* _TASK INPUTS_:
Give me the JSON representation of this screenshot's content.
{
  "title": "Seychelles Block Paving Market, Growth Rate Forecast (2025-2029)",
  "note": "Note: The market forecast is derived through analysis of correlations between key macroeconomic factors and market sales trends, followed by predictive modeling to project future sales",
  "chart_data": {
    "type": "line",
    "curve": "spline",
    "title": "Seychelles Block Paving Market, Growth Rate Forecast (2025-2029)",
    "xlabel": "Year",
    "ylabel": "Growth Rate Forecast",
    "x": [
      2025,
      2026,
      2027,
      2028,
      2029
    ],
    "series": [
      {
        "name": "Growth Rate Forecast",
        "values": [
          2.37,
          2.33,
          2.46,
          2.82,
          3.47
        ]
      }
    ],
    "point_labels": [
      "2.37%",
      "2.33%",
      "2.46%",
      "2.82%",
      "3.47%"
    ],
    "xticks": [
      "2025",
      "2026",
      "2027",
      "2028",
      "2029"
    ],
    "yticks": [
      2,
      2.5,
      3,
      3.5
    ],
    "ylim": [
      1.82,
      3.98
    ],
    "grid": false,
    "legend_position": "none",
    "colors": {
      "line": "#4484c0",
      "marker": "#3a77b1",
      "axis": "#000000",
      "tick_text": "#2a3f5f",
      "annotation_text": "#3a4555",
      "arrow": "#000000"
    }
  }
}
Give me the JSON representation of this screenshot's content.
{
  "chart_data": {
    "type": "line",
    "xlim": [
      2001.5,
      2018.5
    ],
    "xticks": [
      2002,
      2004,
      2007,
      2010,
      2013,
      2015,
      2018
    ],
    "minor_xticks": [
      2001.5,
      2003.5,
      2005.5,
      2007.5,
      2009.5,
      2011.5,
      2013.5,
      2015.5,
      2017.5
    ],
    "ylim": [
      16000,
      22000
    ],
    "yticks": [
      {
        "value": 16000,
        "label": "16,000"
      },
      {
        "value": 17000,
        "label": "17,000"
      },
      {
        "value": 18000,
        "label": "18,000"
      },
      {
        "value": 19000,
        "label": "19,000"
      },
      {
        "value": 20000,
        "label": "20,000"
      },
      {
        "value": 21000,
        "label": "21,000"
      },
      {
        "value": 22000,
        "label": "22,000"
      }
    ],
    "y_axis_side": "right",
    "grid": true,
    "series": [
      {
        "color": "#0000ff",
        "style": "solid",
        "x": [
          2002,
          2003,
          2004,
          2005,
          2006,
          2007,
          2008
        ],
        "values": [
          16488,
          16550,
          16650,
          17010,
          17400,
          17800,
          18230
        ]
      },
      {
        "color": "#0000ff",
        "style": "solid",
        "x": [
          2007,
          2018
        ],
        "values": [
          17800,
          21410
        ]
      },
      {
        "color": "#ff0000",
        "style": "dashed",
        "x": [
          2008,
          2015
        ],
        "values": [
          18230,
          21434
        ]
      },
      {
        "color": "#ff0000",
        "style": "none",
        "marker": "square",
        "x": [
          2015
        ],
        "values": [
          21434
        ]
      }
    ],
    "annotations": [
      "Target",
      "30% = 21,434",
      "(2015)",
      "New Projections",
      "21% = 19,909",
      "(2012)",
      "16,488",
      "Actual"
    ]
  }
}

* _STATED TASK_: Copy in full each line that holds the word "style".

* _RESULT OF THE EXERCISE_:
        "style": "solid",
        "style": "solid",
        "style": "dashed",
        "style": "none",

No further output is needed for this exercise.